BTW, it may not be obvious, but the addition of And and Or to the NUnit syntax is the cause of a lot of difficulty in implementation. It's a good order of magnitude easier to implement a fluent syntax that is entirely linear... adding those operators more than tripled the amount of code needed to implement what we have. If I were starting from scratch, I might not include them as operators.


For things in the above that are bugs, I urge you to submit them to the nunit team. For those changes that can't be done until NUnit 4, I recommend showing up to lobby for the stuff you want.

Fair warning: I don't work much on NUnit any longer. I answered here because the NUnit fluent syntax was originally my design but others will need to decide where NUnit is going next.

Crossbow78 commented 4 years ago

Thanks for your elaborate response, and for bringing structure into my questions.

I agree that separating the condition from the action has a beautiful elegance, and I do miss something like the Assume in FluentAssertions. I hadn't even read about Warn, thanks for bringing it to my attention.

+-------+

#### [Check your understanding]
a) In the NUnit discussion, what does Crossbow78 thank the other writer for? List each item.
b) Write the next part of the NUnit discussion, picking up right after Crossbow78's last sentence.
The records are separate material and are not connected to the NUnit discussion.

(Document layout analysis records)
+-------+

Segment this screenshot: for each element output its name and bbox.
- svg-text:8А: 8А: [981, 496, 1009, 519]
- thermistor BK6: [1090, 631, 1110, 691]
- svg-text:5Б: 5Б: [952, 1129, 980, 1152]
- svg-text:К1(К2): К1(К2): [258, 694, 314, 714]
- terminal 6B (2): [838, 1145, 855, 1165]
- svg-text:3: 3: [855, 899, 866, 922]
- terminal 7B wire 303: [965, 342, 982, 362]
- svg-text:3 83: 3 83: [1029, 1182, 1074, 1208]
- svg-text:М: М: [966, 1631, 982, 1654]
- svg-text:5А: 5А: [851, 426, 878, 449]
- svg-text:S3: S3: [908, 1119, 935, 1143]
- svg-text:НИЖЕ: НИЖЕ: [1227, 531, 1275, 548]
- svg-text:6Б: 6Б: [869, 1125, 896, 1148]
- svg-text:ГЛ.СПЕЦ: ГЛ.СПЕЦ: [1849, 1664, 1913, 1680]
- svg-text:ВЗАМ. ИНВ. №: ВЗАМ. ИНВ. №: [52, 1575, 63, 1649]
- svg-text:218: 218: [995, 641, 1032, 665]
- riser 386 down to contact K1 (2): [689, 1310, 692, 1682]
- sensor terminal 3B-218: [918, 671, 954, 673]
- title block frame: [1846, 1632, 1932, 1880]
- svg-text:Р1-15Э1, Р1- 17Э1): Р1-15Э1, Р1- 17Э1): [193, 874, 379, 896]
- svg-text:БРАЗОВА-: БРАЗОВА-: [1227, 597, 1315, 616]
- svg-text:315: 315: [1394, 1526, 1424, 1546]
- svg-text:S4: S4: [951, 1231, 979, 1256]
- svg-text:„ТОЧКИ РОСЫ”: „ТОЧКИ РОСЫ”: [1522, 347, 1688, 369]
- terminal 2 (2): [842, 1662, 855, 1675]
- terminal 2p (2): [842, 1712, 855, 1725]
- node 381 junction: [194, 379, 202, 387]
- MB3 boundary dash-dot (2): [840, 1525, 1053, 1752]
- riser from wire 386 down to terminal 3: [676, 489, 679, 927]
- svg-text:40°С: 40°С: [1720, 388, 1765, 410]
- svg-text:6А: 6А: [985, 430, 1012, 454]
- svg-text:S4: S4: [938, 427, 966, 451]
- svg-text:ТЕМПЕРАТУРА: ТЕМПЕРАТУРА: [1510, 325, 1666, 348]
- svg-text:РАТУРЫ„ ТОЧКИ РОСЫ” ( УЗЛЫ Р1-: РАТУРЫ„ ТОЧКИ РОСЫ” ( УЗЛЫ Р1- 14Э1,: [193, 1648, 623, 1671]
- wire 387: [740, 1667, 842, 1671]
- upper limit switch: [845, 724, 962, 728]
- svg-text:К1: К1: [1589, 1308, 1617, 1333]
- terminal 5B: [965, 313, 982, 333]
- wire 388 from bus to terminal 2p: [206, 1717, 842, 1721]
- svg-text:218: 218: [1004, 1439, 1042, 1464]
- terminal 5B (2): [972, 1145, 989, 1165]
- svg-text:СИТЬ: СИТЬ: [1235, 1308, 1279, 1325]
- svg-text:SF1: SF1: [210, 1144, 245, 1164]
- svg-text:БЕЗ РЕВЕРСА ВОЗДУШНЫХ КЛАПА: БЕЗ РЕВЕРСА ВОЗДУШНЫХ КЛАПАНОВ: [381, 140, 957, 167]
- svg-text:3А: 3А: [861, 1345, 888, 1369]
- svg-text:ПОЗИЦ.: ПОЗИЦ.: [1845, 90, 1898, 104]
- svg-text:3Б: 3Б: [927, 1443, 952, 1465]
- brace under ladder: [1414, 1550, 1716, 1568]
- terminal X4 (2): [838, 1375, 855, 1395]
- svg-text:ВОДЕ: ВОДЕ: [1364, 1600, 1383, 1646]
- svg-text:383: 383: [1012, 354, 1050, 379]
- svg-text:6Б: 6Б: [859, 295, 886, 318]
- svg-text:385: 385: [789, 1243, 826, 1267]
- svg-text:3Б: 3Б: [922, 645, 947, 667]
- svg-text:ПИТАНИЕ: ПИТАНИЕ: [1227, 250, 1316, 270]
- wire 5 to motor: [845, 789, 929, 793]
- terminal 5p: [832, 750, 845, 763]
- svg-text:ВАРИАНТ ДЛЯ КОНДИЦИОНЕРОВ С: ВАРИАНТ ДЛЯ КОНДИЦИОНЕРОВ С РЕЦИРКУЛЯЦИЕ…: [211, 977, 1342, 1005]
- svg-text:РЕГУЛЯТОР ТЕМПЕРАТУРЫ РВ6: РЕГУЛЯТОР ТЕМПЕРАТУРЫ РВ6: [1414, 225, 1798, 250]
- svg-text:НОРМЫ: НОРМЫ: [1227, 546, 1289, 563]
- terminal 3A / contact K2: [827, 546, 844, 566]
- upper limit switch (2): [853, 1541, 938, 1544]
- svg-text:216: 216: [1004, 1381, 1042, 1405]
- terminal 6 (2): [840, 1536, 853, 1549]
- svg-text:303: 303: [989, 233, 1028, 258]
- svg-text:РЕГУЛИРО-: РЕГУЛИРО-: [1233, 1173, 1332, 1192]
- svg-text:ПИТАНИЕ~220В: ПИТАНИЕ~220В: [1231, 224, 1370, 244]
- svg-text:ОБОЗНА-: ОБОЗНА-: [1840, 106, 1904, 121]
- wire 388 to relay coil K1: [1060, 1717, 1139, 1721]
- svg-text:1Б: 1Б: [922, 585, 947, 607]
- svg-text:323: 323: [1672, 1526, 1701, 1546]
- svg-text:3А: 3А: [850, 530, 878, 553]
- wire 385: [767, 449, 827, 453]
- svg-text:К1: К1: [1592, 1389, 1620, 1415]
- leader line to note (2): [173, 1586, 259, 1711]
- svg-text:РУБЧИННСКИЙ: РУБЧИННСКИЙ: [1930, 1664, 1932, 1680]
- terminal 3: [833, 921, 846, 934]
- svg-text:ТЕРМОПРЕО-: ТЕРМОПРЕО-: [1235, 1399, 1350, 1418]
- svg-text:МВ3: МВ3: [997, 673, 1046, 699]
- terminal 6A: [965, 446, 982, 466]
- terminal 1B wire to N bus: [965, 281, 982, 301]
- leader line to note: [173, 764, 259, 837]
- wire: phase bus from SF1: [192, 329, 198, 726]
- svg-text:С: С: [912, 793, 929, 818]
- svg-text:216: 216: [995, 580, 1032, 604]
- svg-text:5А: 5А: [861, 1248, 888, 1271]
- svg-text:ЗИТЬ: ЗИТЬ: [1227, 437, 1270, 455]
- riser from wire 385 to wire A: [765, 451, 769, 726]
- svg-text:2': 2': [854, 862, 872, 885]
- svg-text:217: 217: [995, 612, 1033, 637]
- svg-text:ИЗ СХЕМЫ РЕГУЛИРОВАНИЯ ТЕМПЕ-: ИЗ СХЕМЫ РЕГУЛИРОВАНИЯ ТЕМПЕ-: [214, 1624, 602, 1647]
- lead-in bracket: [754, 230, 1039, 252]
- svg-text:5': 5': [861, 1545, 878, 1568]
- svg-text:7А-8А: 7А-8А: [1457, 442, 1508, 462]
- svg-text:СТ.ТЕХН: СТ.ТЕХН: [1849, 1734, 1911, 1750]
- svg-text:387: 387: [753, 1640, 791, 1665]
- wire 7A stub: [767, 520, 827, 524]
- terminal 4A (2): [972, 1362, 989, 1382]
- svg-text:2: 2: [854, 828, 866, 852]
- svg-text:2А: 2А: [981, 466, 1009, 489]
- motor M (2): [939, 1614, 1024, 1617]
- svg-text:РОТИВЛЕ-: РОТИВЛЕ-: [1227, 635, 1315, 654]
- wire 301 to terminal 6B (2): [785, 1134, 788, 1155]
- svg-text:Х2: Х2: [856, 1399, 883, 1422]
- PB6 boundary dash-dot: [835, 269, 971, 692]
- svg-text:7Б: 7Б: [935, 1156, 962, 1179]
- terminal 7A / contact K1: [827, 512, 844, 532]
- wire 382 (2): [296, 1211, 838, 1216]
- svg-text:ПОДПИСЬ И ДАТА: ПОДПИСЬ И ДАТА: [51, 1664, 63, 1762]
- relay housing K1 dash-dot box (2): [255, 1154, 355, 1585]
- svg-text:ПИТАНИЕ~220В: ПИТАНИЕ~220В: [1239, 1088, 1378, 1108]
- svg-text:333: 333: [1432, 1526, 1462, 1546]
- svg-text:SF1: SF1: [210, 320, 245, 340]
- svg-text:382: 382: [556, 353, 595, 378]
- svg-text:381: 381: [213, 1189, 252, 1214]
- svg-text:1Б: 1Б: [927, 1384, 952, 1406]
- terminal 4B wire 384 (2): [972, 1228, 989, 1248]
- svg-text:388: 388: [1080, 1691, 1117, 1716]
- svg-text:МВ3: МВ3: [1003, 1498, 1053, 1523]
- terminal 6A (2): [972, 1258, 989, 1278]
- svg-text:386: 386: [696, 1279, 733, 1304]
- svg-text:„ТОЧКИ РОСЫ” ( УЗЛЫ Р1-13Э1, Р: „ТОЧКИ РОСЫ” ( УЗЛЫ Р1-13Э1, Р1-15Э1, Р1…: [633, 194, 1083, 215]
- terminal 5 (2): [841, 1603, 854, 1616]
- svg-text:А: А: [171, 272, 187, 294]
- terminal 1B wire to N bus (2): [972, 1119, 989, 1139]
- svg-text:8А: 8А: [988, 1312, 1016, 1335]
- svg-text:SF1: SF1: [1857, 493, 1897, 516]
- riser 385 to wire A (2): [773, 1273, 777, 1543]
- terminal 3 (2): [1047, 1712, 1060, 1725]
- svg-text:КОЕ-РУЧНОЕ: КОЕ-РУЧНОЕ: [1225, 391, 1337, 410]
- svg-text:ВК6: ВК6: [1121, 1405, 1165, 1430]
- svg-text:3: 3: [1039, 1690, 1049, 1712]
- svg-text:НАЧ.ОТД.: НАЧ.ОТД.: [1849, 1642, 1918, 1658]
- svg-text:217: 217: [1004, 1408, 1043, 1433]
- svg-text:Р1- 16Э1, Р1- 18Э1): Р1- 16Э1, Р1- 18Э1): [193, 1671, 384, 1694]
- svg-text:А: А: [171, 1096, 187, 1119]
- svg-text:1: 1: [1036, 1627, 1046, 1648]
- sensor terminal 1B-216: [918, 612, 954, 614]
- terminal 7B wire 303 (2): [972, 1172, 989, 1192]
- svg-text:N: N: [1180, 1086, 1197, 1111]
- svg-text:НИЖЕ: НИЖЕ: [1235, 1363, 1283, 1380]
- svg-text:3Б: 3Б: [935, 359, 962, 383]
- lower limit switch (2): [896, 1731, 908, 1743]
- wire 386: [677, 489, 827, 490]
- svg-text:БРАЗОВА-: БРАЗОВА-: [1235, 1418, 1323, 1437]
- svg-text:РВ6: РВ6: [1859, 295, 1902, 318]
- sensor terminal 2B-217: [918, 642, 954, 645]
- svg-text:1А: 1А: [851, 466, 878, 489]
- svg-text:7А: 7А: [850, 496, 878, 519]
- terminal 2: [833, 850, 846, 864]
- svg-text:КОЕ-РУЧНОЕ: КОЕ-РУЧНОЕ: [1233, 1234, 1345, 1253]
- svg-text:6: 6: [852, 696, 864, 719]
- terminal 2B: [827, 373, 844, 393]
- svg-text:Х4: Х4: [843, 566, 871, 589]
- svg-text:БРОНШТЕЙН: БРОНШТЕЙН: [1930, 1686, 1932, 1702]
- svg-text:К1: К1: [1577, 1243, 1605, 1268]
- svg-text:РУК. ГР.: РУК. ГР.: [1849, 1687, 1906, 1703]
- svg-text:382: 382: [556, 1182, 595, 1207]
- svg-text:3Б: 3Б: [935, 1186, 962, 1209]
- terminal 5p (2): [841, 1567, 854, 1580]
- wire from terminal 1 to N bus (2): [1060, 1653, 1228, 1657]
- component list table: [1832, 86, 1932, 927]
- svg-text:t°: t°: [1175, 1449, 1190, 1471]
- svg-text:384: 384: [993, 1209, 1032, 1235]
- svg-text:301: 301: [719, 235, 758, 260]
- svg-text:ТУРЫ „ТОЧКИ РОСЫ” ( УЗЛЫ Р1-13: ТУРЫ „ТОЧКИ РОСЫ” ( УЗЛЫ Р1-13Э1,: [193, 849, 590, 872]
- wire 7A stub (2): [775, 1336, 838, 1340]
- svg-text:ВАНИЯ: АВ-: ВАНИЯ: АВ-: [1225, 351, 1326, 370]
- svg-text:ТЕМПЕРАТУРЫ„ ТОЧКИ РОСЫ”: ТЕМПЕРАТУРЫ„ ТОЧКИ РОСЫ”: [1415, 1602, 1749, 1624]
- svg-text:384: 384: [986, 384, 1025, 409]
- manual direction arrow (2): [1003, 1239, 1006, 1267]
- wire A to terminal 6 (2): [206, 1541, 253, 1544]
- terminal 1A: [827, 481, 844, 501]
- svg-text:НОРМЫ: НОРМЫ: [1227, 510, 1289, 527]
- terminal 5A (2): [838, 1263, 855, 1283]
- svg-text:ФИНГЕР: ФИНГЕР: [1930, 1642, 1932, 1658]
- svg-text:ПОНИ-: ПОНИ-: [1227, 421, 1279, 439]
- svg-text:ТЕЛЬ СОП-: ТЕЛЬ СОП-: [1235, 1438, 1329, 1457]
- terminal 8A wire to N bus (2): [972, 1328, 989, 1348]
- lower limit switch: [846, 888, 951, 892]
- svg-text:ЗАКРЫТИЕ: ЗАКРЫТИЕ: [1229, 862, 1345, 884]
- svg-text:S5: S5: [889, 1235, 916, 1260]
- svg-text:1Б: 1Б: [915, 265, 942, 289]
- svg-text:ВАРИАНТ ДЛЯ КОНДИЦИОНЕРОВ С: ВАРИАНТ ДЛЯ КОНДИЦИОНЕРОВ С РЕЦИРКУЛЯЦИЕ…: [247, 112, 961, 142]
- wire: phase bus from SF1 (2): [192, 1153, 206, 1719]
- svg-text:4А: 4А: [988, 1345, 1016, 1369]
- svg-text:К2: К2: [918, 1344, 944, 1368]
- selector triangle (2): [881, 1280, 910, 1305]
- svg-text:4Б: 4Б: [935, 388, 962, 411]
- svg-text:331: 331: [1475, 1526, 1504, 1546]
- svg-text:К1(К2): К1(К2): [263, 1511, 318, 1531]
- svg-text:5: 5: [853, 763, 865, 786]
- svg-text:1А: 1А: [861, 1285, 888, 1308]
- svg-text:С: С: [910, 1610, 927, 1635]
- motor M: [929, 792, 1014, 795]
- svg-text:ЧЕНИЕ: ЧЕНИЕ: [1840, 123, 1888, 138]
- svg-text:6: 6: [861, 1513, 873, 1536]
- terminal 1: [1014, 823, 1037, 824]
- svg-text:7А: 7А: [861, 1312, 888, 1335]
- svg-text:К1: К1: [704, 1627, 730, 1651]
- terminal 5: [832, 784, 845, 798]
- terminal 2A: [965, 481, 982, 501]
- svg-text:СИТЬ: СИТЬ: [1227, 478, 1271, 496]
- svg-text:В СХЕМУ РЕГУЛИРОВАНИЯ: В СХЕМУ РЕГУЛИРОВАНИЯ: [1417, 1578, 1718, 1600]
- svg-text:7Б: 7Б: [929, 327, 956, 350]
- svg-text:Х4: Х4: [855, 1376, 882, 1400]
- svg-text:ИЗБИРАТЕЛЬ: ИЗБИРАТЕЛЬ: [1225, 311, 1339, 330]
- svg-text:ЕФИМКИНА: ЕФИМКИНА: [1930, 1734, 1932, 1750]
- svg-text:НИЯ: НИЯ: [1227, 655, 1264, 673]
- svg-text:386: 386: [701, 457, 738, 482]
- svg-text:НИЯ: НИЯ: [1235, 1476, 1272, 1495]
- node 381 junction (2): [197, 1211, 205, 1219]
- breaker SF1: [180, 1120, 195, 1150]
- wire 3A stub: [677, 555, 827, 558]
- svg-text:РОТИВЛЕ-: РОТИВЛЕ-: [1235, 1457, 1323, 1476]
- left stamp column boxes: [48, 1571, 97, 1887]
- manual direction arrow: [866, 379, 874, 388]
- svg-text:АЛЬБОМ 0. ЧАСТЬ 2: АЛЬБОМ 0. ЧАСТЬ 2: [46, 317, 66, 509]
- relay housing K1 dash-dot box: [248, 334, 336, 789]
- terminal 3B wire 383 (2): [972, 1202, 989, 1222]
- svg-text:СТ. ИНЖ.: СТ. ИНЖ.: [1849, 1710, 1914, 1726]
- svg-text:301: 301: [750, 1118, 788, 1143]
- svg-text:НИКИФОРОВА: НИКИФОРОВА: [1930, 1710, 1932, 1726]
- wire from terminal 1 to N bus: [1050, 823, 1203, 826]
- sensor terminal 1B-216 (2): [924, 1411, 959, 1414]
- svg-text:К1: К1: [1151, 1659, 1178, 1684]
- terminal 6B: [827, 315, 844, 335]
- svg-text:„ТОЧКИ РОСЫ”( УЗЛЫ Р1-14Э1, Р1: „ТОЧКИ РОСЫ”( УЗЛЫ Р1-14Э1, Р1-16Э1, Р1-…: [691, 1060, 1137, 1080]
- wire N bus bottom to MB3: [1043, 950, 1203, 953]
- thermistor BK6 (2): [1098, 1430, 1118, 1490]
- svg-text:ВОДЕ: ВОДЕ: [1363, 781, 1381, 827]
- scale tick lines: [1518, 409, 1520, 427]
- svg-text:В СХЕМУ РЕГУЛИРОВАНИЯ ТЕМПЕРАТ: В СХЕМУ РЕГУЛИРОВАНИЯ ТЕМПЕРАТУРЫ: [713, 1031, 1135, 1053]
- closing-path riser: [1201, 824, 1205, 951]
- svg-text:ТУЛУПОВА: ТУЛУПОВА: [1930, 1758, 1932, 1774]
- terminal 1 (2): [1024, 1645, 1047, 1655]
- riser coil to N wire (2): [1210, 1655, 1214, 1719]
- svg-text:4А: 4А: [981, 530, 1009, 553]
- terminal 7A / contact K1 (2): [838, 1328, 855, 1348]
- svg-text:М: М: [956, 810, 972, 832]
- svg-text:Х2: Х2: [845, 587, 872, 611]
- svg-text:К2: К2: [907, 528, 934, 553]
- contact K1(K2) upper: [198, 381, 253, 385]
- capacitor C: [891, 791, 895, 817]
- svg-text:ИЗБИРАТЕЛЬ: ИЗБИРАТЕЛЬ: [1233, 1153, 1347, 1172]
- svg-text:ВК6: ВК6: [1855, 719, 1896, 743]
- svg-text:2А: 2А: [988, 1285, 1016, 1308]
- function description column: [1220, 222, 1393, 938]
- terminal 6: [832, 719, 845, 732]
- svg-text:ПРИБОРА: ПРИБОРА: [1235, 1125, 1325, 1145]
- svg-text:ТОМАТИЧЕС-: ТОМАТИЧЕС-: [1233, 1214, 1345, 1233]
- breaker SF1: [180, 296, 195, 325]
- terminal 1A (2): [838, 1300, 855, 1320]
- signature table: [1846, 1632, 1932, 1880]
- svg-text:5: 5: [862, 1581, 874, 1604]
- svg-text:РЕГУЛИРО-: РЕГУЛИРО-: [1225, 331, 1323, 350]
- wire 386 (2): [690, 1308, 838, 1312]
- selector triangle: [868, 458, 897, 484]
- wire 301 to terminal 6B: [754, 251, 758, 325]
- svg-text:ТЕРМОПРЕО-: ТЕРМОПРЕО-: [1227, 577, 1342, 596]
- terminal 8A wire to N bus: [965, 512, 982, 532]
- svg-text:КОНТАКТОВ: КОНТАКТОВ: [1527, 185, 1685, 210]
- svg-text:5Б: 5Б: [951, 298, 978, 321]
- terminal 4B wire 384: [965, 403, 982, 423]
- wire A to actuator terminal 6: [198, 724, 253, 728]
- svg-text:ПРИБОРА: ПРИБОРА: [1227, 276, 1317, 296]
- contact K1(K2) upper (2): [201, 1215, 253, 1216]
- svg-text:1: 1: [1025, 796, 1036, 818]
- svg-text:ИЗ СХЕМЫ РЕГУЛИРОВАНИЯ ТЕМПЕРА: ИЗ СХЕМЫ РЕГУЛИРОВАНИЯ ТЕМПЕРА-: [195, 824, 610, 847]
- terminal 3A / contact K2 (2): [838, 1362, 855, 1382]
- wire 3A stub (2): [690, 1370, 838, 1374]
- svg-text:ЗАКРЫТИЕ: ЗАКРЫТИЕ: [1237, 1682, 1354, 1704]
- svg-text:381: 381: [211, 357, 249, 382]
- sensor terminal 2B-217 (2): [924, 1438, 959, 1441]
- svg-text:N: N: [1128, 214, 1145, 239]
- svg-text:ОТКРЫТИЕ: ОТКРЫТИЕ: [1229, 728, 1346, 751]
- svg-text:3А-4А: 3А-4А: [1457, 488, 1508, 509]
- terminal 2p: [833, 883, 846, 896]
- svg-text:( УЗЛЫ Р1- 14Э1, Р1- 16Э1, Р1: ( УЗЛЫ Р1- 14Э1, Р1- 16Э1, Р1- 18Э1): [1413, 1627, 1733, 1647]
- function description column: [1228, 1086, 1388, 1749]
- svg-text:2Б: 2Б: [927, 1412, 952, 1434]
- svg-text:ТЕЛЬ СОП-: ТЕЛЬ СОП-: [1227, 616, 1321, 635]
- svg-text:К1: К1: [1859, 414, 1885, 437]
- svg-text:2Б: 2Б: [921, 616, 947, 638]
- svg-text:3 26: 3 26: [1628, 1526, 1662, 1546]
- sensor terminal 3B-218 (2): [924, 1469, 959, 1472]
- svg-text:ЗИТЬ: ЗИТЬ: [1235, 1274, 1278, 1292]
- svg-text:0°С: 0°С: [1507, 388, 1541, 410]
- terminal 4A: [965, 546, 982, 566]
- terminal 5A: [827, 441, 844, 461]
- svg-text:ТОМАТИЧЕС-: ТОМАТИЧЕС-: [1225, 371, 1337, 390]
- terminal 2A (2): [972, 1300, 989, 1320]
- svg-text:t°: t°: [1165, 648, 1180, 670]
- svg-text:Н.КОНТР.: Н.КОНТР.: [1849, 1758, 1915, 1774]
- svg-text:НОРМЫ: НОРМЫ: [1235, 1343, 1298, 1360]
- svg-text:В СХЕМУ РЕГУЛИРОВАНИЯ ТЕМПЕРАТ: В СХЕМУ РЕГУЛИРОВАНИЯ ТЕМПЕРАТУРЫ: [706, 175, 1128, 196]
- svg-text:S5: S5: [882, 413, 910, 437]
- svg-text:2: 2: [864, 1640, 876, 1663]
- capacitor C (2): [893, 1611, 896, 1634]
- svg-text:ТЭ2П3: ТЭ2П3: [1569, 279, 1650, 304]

+-------+

#### [Answers to the exercise]
a)
- The elaborate response
- Bringing structure into Crossbow78's questions
- Bringing Warn to Crossbow78's attention

b)
About the counts/lengths, I can totally understand this comes from history and backward compatibility. It could be an idea to mark these as obsolete to at least guide the developer to a better alternative. I call it better, since the intent clearly is to validate how many items a 'collection' contains, without caring about details like the type of collection. I found myself refactoring some return type from List<> to IEnumerable<> and everything compiled fine, but tests suddenly failed because the 'Count' property no longer existed.

So are you saying a syntax like the following is impossible, simply due to the fact that internally everything is type-less? Assert.That(myArray, Contains.Single(x => x.IsActive).With.Name.EqualTo("Test")) I can imagine it's not a small task to modify that in existing code, but given the powerful possibilities it would deliver, it could be interesting to explore. Is one of these earlier attempts preserved in a branch somewhere?

I'll submit the syntax bugs as a separate issue.

CharliePoole commented 4 years ago

I wouldn't say that such an expression is impossible, but I do think it requires a fairly complete rewrite of the underlying code that (sort of) parses the syntax as the expression is evaluated. Personally, I think there is a need for two approaches coexisting. One typed approach such as we are discussing and a legacy object approach for dealing with the worst case scenario - collections of mixed types. In fact, such collections are pretty rare these days anyway, so maybe we can make that usage fade away.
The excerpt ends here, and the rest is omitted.